Studio album by Panic Room
- Released: 25 January 2010
- Recorded: Sonic One Studios, Llangennech, Wales, 2009
- Genre: Progressive rock
- Length: 58:50
- Label: Firefly Music Ltd.
- Producer: Jonathan Edwards, Anne-Marie Helder & Tim Hamill

Panic Room chronology
| Visionary Position (2008) | Satellite (2010) | Skin (2012) |

= Satellite (Panic Room album) =

Satellite is the second album by Welsh progressive rock band Panic Room. This album saw the band retreat somewhat from the very 'progressive' approach to their debut album Visionary Position and the result is a more cohesive, song-orientated album.

The album was recorded at Sonic One Studios in Wales by Tim Hamill and the artwork was designed and created by Teslin Davies.

Pre-orders of the album were released in 2009. A special edition, complete with a bonus disc containing four extra songs is available exclusively from the band's own website and at live concerts. The single disc retail version was released on 25 January 2010. This was the final album to feature the original lineup, as Alun Vaughan left the band during the summer of 2010.

:: Dataset ::
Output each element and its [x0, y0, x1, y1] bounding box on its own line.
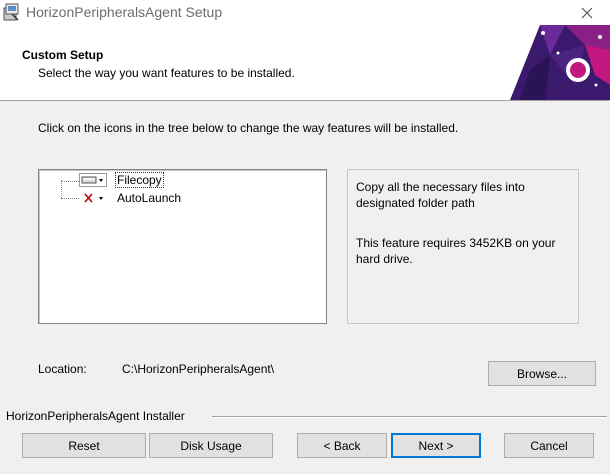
description-text: Copy all the necessary files into design… [356, 180, 525, 210]
disk-requirement-text: This feature requires 3452KB on your har… [356, 236, 556, 266]
disk-usage-button[interactable]: Disk Usage [149, 433, 273, 458]
installer-box-icon [3, 3, 19, 21]
feature-state-dropdown[interactable] [79, 191, 107, 205]
tree-connector [61, 198, 79, 199]
title-bar: HorizonPeripheralsAgent Setup [0, 0, 610, 25]
window-title: HorizonPeripheralsAgent Setup [26, 4, 223, 20]
feature-item-filecopy[interactable]: Filecopy [39, 172, 319, 189]
close-button[interactable] [564, 0, 610, 25]
reset-button[interactable]: Reset [22, 433, 146, 458]
close-icon [581, 7, 593, 18]
browse-button[interactable]: Browse... [488, 361, 596, 386]
feature-label[interactable]: AutoLaunch [116, 191, 182, 205]
banner-subtitle: Select the way you want features to be i… [38, 66, 295, 80]
location-path: C:\HorizonPeripheralsAgent\ [122, 362, 275, 376]
feature-item-autolaunch[interactable]: AutoLaunch [39, 190, 319, 207]
cancel-button[interactable]: Cancel [504, 433, 594, 458]
instruction-text: Click on the icons in the tree below to … [38, 121, 459, 135]
header-banner: Custom Setup Select the way you want fea… [0, 25, 610, 101]
next-button[interactable]: Next > [391, 433, 481, 458]
footer-divider [212, 416, 607, 418]
feature-label[interactable]: Filecopy [115, 172, 164, 188]
feature-tree[interactable]: Filecopy AutoLaunch [38, 169, 327, 324]
banner-graphic [510, 25, 610, 100]
banner-title: Custom Setup [22, 48, 104, 62]
tree-connector [61, 181, 79, 182]
location-label: Location: [38, 362, 87, 376]
red-x-icon [84, 193, 103, 203]
feature-state-dropdown[interactable] [79, 173, 107, 187]
drive-icon [81, 176, 103, 184]
feature-description: Copy all the necessary files into design… [347, 169, 579, 324]
installer-brand-label: HorizonPeripheralsAgent Installer [6, 409, 185, 423]
back-button[interactable]: < Back [297, 433, 387, 458]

:: Given exercise 1 ::
In the text about the album Satellite, who designed and created the artwork?
:: Given exercise 2 ::
Condense the paragraph of the Satellite album text that begins "Pre-orders of the album" into a short bulleted list that keeps its main facts.

:: Correct answer 1 ::
Teslin Davies

:: Correct answer 2 ::
- Pre-orders were released in 2009.
- A special edition with a bonus disc of four extra songs is sold only through the band's website and at live concerts.
- The single-disc retail version came out on 25 January 2010.
- It was the last album with the original lineup, since Alun Vaughan left in the summer of 2010.